- EXERCISE PROMPT -
Print out each record below, unaltered and complete, without its images.

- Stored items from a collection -
● ● ● ●

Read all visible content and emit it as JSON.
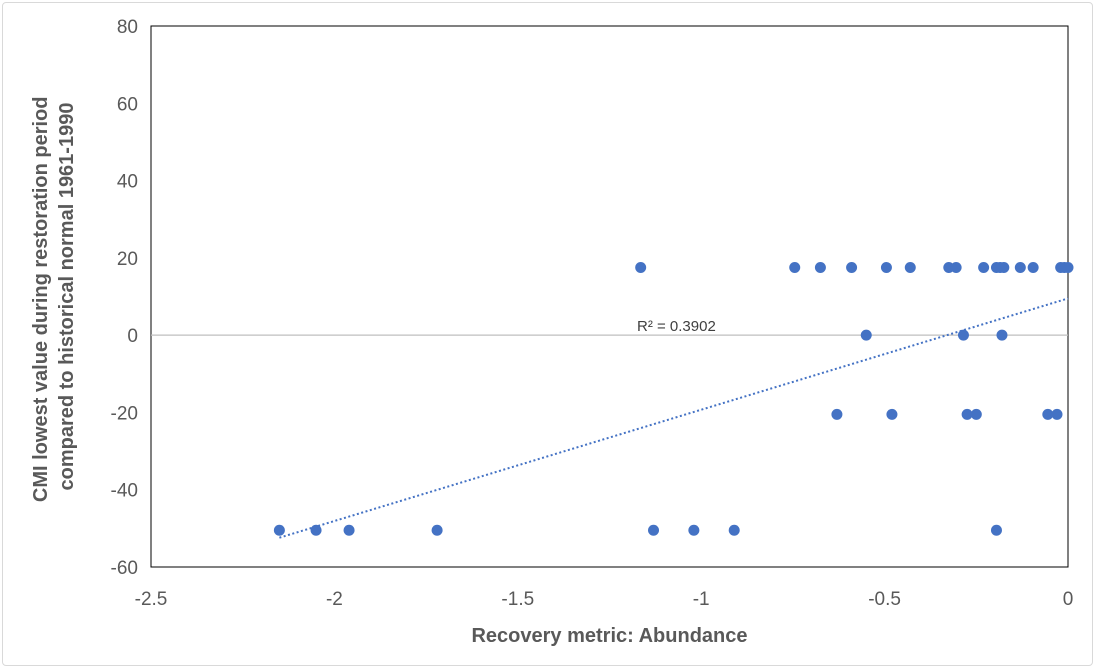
{
  "chart_data": {
    "type": "scatter",
    "xlabel": "Recovery metric: Abundance",
    "ylabel_lines": [
      "CMI lowest value during restoration period",
      "compared to historical normal 1961-1990"
    ],
    "xlim": [
      -2.5,
      0
    ],
    "ylim": [
      -60,
      80
    ],
    "x_ticks": [
      -2.5,
      -2,
      -1.5,
      -1,
      -0.5,
      0
    ],
    "x_tick_labels": [
      "-2.5",
      "-2",
      "-1.5",
      "-1",
      "-0.5",
      "0"
    ],
    "y_ticks": [
      -60,
      -40,
      -20,
      0,
      20,
      40,
      60,
      80
    ],
    "y_tick_labels": [
      "-60",
      "-40",
      "-20",
      "0",
      "20",
      "40",
      "60",
      "80"
    ],
    "grid": false,
    "zero_line": true,
    "series": [
      {
        "color": "#4472C4",
        "points": [
          [
            -2.15,
            -50.5
          ],
          [
            -2.05,
            -50.5
          ],
          [
            -1.96,
            -50.5
          ],
          [
            -1.72,
            -50.5
          ],
          [
            -1.13,
            -50.5
          ],
          [
            -1.02,
            -50.5
          ],
          [
            -0.91,
            -50.5
          ],
          [
            -0.195,
            -50.5
          ],
          [
            -0.63,
            -20.5
          ],
          [
            -0.48,
            -20.5
          ],
          [
            -0.275,
            -20.5
          ],
          [
            -0.25,
            -20.5
          ],
          [
            -0.055,
            -20.5
          ],
          [
            -0.03,
            -20.5
          ],
          [
            -0.55,
            0
          ],
          [
            -0.285,
            0
          ],
          [
            -0.18,
            0
          ],
          [
            -1.165,
            17.5
          ],
          [
            -0.745,
            17.5
          ],
          [
            -0.675,
            17.5
          ],
          [
            -0.59,
            17.5
          ],
          [
            -0.495,
            17.5
          ],
          [
            -0.43,
            17.5
          ],
          [
            -0.325,
            17.5
          ],
          [
            -0.305,
            17.5
          ],
          [
            -0.23,
            17.5
          ],
          [
            -0.195,
            17.5
          ],
          [
            -0.185,
            17.5
          ],
          [
            -0.175,
            17.5
          ],
          [
            -0.13,
            17.5
          ],
          [
            -0.095,
            17.5
          ],
          [
            -0.02,
            17.5
          ],
          [
            -0.01,
            17.5
          ],
          [
            0.0,
            17.5
          ]
        ]
      }
    ],
    "trendline": {
      "type": "linear",
      "style": "dotted",
      "color": "#4472C4",
      "x_range": [
        -2.15,
        0
      ],
      "slope": 28.8,
      "intercept": 9.5,
      "r2_label": "R² = 0.3902"
    }
  }
}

● ● ● ●

- TASK ANSWER -
Read all visible content and emit it as JSON.
{
  "chart_data": {
    "type": "scatter",
    "xlabel": "Recovery metric: Abundance",
    "ylabel_lines": [
      "CMI lowest value during restoration period",
      "compared to historical normal 1961-1990"
    ],
    "xlim": [
      -2.5,
      0
    ],
    "ylim": [
      -60,
      80
    ],
    "x_ticks": [
      -2.5,
      -2,
      -1.5,
      -1,
      -0.5,
      0
    ],
    "x_tick_labels": [
      "-2.5",
      "-2",
      "-1.5",
      "-1",
      "-0.5",
      "0"
    ],
    "y_ticks": [
      -60,
      -40,
      -20,
      0,
      20,
      40,
      60,
      80
    ],
    "y_tick_labels": [
      "-60",
      "-40",
      "-20",
      "0",
      "20",
      "40",
      "60",
      "80"
    ],
    "grid": false,
    "zero_line": true,
    "series": [
      {
        "color": "#4472C4",
        "points": [
          [
            -2.15,
            -50.5
          ],
          [
            -2.05,
            -50.5
          ],
          [
            -1.96,
            -50.5
          ],
          [
            -1.72,
            -50.5
          ],
          [
            -1.13,
            -50.5
          ],
          [
            -1.02,
            -50.5
          ],
          [
            -0.91,
            -50.5
          ],
          [
            -0.195,
            -50.5
          ],
          [
            -0.63,
            -20.5
          ],
          [
            -0.48,
            -20.5
          ],
          [
            -0.275,
            -20.5
          ],
          [
            -0.25,
            -20.5
          ],
          [
            -0.055,
            -20.5
          ],
          [
            -0.03,
            -20.5
          ],
          [
            -0.55,
            0
          ],
          [
            -0.285,
            0
          ],
          [
            -0.18,
            0
          ],
          [
            -1.165,
            17.5
          ],
          [
            -0.745,
            17.5
          ],
          [
            -0.675,
            17.5
          ],
          [
            -0.59,
            17.5
          ],
          [
            -0.495,
            17.5
          ],
          [
            -0.43,
            17.5
          ],
          [
            -0.325,
            17.5
          ],
          [
            -0.305,
            17.5
          ],
          [
            -0.23,
            17.5
          ],
          [
            -0.195,
            17.5
          ],
          [
            -0.185,
            17.5
          ],
          [
            -0.175,
            17.5
          ],
          [
            -0.13,
            17.5
          ],
          [
            -0.095,
            17.5
          ],
          [
            -0.02,
            17.5
          ],
          [
            -0.01,
            17.5
          ],
          [
            0.0,
            17.5
          ]
        ]
      }
    ],
    "trendline": {
      "type": "linear",
      "style": "dotted",
      "color": "#4472C4",
      "x_range": [
        -2.15,
        0
      ],
      "slope": 28.8,
      "intercept": 9.5,
      "r2_label": "R² = 0.3902"
    }
  }
}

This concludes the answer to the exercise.